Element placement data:
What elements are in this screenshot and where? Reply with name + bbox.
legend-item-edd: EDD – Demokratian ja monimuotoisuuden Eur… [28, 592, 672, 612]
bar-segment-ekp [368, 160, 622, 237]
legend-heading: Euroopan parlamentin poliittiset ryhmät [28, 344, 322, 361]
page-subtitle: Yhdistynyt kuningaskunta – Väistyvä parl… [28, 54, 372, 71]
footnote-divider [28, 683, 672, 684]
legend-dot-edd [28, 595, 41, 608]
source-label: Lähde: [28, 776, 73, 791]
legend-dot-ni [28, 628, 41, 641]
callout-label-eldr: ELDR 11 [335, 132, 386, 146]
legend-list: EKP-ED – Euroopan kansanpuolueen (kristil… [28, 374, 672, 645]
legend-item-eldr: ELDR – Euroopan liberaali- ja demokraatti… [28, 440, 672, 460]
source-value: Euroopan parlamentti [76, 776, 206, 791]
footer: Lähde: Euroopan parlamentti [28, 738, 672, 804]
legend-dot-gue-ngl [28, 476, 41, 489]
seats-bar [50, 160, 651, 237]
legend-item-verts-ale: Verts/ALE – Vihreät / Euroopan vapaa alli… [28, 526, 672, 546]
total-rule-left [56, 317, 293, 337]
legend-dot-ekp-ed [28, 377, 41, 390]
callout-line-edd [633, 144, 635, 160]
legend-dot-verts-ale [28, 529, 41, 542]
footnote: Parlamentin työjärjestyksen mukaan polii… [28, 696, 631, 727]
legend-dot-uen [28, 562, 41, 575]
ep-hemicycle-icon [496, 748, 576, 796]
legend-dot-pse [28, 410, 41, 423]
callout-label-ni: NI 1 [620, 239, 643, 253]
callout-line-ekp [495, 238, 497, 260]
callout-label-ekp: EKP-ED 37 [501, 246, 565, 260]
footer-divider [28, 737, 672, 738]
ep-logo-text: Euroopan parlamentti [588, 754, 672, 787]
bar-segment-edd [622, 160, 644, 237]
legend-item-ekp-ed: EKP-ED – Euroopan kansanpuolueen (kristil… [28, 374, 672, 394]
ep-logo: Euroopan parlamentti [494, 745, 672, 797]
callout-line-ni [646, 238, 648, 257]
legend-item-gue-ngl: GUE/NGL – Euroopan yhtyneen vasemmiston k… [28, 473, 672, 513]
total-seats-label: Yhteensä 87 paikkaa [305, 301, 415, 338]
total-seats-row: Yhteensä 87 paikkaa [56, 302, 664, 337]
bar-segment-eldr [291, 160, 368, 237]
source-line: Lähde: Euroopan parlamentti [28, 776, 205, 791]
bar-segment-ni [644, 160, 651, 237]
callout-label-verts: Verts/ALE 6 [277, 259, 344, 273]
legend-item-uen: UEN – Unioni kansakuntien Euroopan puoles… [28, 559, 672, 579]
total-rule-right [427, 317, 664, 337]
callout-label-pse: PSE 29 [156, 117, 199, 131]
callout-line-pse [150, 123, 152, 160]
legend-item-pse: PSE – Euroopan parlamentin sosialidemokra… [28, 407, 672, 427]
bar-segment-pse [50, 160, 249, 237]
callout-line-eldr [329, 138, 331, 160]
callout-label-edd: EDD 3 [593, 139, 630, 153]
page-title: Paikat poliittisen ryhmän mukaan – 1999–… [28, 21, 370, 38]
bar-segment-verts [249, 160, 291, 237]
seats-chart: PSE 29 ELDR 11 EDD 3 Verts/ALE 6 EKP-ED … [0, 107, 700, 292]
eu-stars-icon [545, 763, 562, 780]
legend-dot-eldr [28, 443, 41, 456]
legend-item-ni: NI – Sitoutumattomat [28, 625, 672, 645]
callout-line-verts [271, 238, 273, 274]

_Aim of the task:_ Replace every occurrence of "legend-dot" in the rows above with "legend-marker", and leave all other text unchanged.

_Problem solution:_
What elements are in this screenshot and where? Reply with name + bbox.
legend-item-edd: EDD – Demokratian ja monimuotoisuuden Eur… [28, 592, 672, 612]
bar-segment-ekp [368, 160, 622, 237]
legend-heading: Euroopan parlamentin poliittiset ryhmät [28, 344, 322, 361]
page-subtitle: Yhdistynyt kuningaskunta – Väistyvä parl… [28, 54, 372, 71]
footnote-divider [28, 683, 672, 684]
legend-marker-edd [28, 595, 41, 608]
source-label: Lähde: [28, 776, 73, 791]
legend-marker-ni [28, 628, 41, 641]
callout-label-eldr: ELDR 11 [335, 132, 386, 146]
legend-list: EKP-ED – Euroopan kansanpuolueen (kristil… [28, 374, 672, 645]
legend-item-eldr: ELDR – Euroopan liberaali- ja demokraatti… [28, 440, 672, 460]
source-value: Euroopan parlamentti [76, 776, 206, 791]
footer: Lähde: Euroopan parlamentti [28, 738, 672, 804]
legend-marker-gue-ngl [28, 476, 41, 489]
seats-bar [50, 160, 651, 237]
legend-item-verts-ale: Verts/ALE – Vihreät / Euroopan vapaa alli… [28, 526, 672, 546]
total-rule-left [56, 317, 293, 337]
legend-marker-ekp-ed [28, 377, 41, 390]
callout-line-edd [633, 144, 635, 160]
legend-marker-verts-ale [28, 529, 41, 542]
footnote: Parlamentin työjärjestyksen mukaan polii… [28, 696, 631, 727]
legend-marker-uen [28, 562, 41, 575]
ep-hemicycle-icon [496, 748, 576, 796]
legend-marker-pse [28, 410, 41, 423]
callout-label-ni: NI 1 [620, 239, 643, 253]
callout-line-ekp [495, 238, 497, 260]
callout-label-ekp: EKP-ED 37 [501, 246, 565, 260]
footer-divider [28, 737, 672, 738]
ep-logo-text: Euroopan parlamentti [588, 754, 672, 787]
bar-segment-edd [622, 160, 644, 237]
legend-item-ekp-ed: EKP-ED – Euroopan kansanpuolueen (kristil… [28, 374, 672, 394]
ep-logo: Euroopan parlamentti [494, 745, 672, 797]
callout-line-ni [646, 238, 648, 257]
legend-item-gue-ngl: GUE/NGL – Euroopan yhtyneen vasemmiston k… [28, 473, 672, 513]
total-seats-label: Yhteensä 87 paikkaa [305, 301, 415, 338]
total-seats-row: Yhteensä 87 paikkaa [56, 302, 664, 337]
bar-segment-eldr [291, 160, 368, 237]
source-line: Lähde: Euroopan parlamentti [28, 776, 205, 791]
bar-segment-ni [644, 160, 651, 237]
callout-label-verts: Verts/ALE 6 [277, 259, 344, 273]
legend-item-uen: UEN – Unioni kansakuntien Euroopan puoles… [28, 559, 672, 579]
total-rule-right [427, 317, 664, 337]
callout-label-pse: PSE 29 [156, 117, 199, 131]
callout-line-pse [150, 123, 152, 160]
legend-item-pse: PSE – Euroopan parlamentin sosialidemokra… [28, 407, 672, 427]
bar-segment-pse [50, 160, 249, 237]
callout-line-eldr [329, 138, 331, 160]
callout-label-edd: EDD 3 [593, 139, 630, 153]
page-title: Paikat poliittisen ryhmän mukaan – 1999–… [28, 21, 370, 38]
bar-segment-verts [249, 160, 291, 237]
seats-chart: PSE 29 ELDR 11 EDD 3 Verts/ALE 6 EKP-ED … [0, 107, 700, 292]
eu-stars-icon [545, 763, 562, 780]
legend-marker-eldr [28, 443, 41, 456]
legend-item-ni: NI – Sitoutumattomat [28, 625, 672, 645]
callout-line-verts [271, 238, 273, 274]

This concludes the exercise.